Exercise description :: Write out the records word for word, with no pictures.

'''

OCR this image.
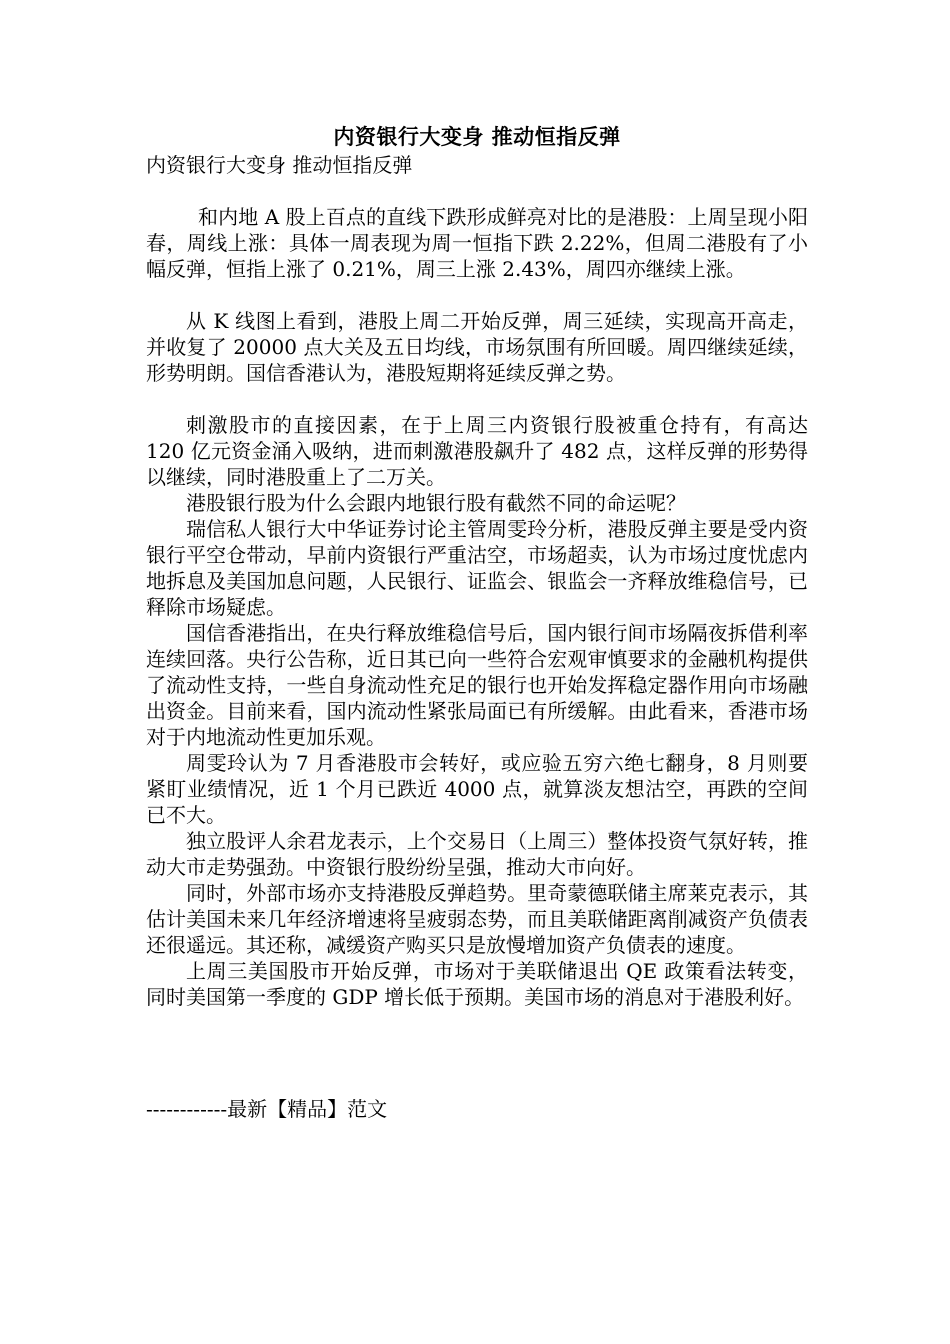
内资银行大变身 推动恒指反弹

内资银行大变身 推动恒指反弹

和内地 A 股上百点的直线下跌形成鲜亮对比的是港股：上周呈现小阳春，周线上涨：具体一周表现为周一恒指下跌 2.22%，但周二港股有了小幅反弹，恒指上涨了 0.21%，周三上涨 2.43%，周四亦继续上涨。

从 K 线图上看到，港股上周二开始反弹，周三延续，实现高开高走，并收复了 20000 点大关及五日均线，市场氛围有所回暖。周四继续延续，形势明朗。国信香港认为，港股短期将延续反弹之势。

刺激股市的直接因素，在于上周三内资银行股被重仓持有，有高达 120 亿元资金涌入吸纳，进而刺激港股飙升了 482 点，这样反弹的形势得以继续，同时港股重上了二万关。

港股银行股为什么会跟内地银行股有截然不同的命运呢？

瑞信私人银行大中华证券讨论主管周雯玲分析，港股反弹主要是受内资银行平空仓带动，早前内资银行严重沽空，市场超卖，认为市场过度忧虑内地拆息及美国加息问题，人民银行、证监会、银监会一齐释放维稳信号，已释除市场疑虑。

国信香港指出，在央行释放维稳信号后，国内银行间市场隔夜拆借利率连续回落。央行公告称，近日其已向一些符合宏观审慎要求的金融机构提供了流动性支持，一些自身流动性充足的银行也开始发挥稳定器作用向市场融出资金。目前来看，国内流动性紧张局面已有所缓解。由此看来，香港市场对于内地流动性更加乐观。

周雯玲认为 7 月香港股市会转好，或应验五穷六绝七翻身，8 月则要紧盯业绩情况，近 1 个月已跌近 4000 点，就算淡友想沽空，再跌的空间已不大。

独立股评人余君龙表示，上个交易日（上周三）整体投资气氛好转，推动大市走势强劲。中资银行股纷纷呈强，推动大市向好。

同时，外部市场亦支持港股反弹趋势。里奇蒙德联储主席莱克表示，其估计美国未来几年经济增速将呈疲弱态势，而且美联储距离削减资产负债表还很遥远。其还称，减缓资产购买只是放慢增加资产负债表的速度。

上周三美国股市开始反弹，市场对于美联储退出 QE 政策看法转变，同时美国第一季度的 GDP 增长低于预期。美国市场的消息对于港股利好。

------------最新【精品】范文
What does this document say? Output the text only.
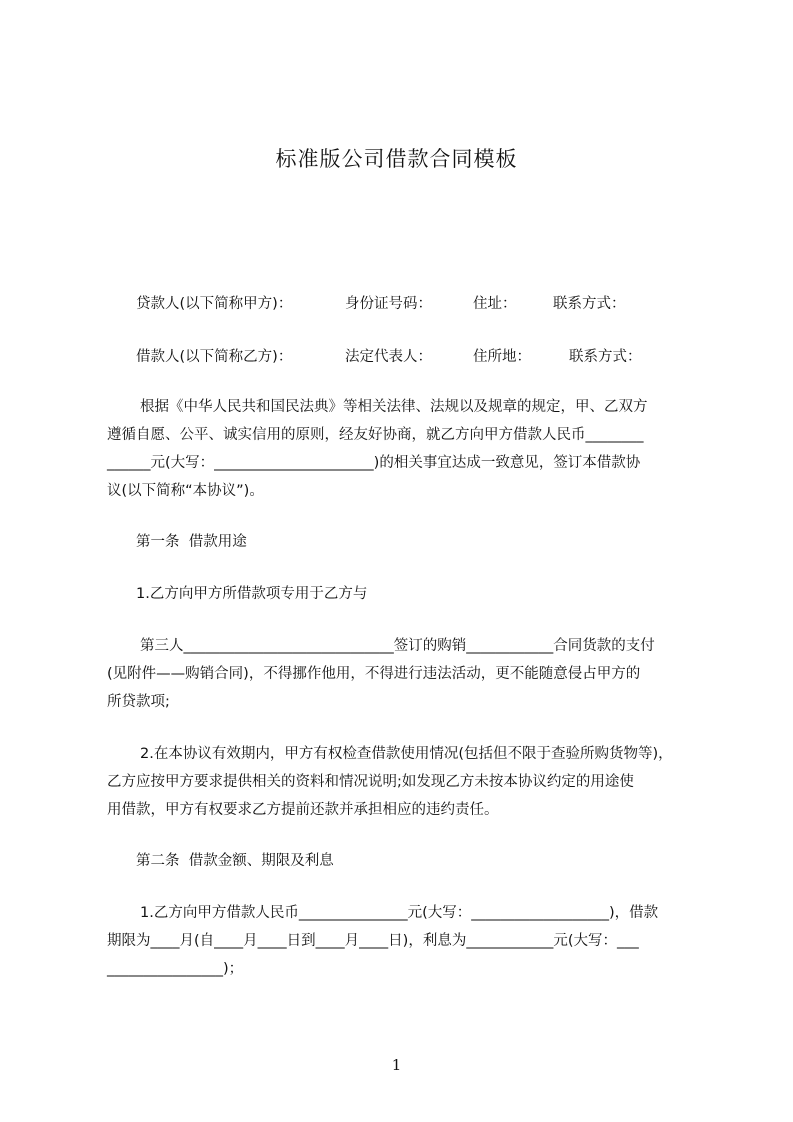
标准版公司借款合同模板
贷款人(以下简称甲方)：	身份证号码：	住址：	联系方式：
借款人(以下简称乙方)：	法定代表人：	住所地：	联系方式：
根据《中华人民共和国民法典》等相关法律、法规以及规章的规定，甲、乙双方
遵循自愿、公平、诚实信用的原则，经友好协商，就乙方向甲方借款人民币________
______元(大写：______________________)的相关事宜达成一致意见，签订本借款协
议(以下简称“本协议”)。
第一条  借款用途
1.乙方向甲方所借款项专用于乙方与
第三人_____________________________签订的购销____________合同货款的支付
(见附件——购销合同)，不得挪作他用，不得进行违法活动，更不能随意侵占甲方的
所贷款项;
2.在本协议有效期内，甲方有权检查借款使用情况(包括但不限于查验所购货物等)，
乙方应按甲方要求提供相关的资料和情况说明;如发现乙方未按本协议约定的用途使
用借款，甲方有权要求乙方提前还款并承担相应的违约责任。
第二条  借款金额、期限及利息
1.乙方向甲方借款人民币_______________元(大写：___________________)，借款
期限为____月(自____月____日到____月____日)，利息为____________元(大写：___
________________)；
1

'''

Output ::
OCR this image.
内资银行大变身 推动恒指反弹

内资银行大变身 推动恒指反弹

和内地 A 股上百点的直线下跌形成鲜亮对比的是港股：上周呈现小阳春，周线上涨：具体一周表现为周一恒指下跌 2.22%，但周二港股有了小幅反弹，恒指上涨了 0.21%，周三上涨 2.43%，周四亦继续上涨。

从 K 线图上看到，港股上周二开始反弹，周三延续，实现高开高走，并收复了 20000 点大关及五日均线，市场氛围有所回暖。周四继续延续，形势明朗。国信香港认为，港股短期将延续反弹之势。

刺激股市的直接因素，在于上周三内资银行股被重仓持有，有高达 120 亿元资金涌入吸纳，进而刺激港股飙升了 482 点，这样反弹的形势得以继续，同时港股重上了二万关。

港股银行股为什么会跟内地银行股有截然不同的命运呢？

瑞信私人银行大中华证券讨论主管周雯玲分析，港股反弹主要是受内资银行平空仓带动，早前内资银行严重沽空，市场超卖，认为市场过度忧虑内地拆息及美国加息问题，人民银行、证监会、银监会一齐释放维稳信号，已释除市场疑虑。

国信香港指出，在央行释放维稳信号后，国内银行间市场隔夜拆借利率连续回落。央行公告称，近日其已向一些符合宏观审慎要求的金融机构提供了流动性支持，一些自身流动性充足的银行也开始发挥稳定器作用向市场融出资金。目前来看，国内流动性紧张局面已有所缓解。由此看来，香港市场对于内地流动性更加乐观。

周雯玲认为 7 月香港股市会转好，或应验五穷六绝七翻身，8 月则要紧盯业绩情况，近 1 个月已跌近 4000 点，就算淡友想沽空，再跌的空间已不大。

独立股评人余君龙表示，上个交易日（上周三）整体投资气氛好转，推动大市走势强劲。中资银行股纷纷呈强，推动大市向好。

同时，外部市场亦支持港股反弹趋势。里奇蒙德联储主席莱克表示，其估计美国未来几年经济增速将呈疲弱态势，而且美联储距离削减资产负债表还很遥远。其还称，减缓资产购买只是放慢增加资产负债表的速度。

上周三美国股市开始反弹，市场对于美联储退出 QE 政策看法转变，同时美国第一季度的 GDP 增长低于预期。美国市场的消息对于港股利好。

------------最新【精品】范文
What does this document say? Output the text only.
标准版公司借款合同模板
贷款人(以下简称甲方)：	身份证号码：	住址：	联系方式：
借款人(以下简称乙方)：	法定代表人：	住所地：	联系方式：
根据《中华人民共和国民法典》等相关法律、法规以及规章的规定，甲、乙双方
遵循自愿、公平、诚实信用的原则，经友好协商，就乙方向甲方借款人民币________
______元(大写：______________________)的相关事宜达成一致意见，签订本借款协
议(以下简称“本协议”)。
第一条  借款用途
1.乙方向甲方所借款项专用于乙方与
第三人_____________________________签订的购销____________合同货款的支付
(见附件——购销合同)，不得挪作他用，不得进行违法活动，更不能随意侵占甲方的
所贷款项;
2.在本协议有效期内，甲方有权检查借款使用情况(包括但不限于查验所购货物等)，
乙方应按甲方要求提供相关的资料和情况说明;如发现乙方未按本协议约定的用途使
用借款，甲方有权要求乙方提前还款并承担相应的违约责任。
第二条  借款金额、期限及利息
1.乙方向甲方借款人民币_______________元(大写：___________________)，借款
期限为____月(自____月____日到____月____日)，利息为____________元(大写：___
________________)；
1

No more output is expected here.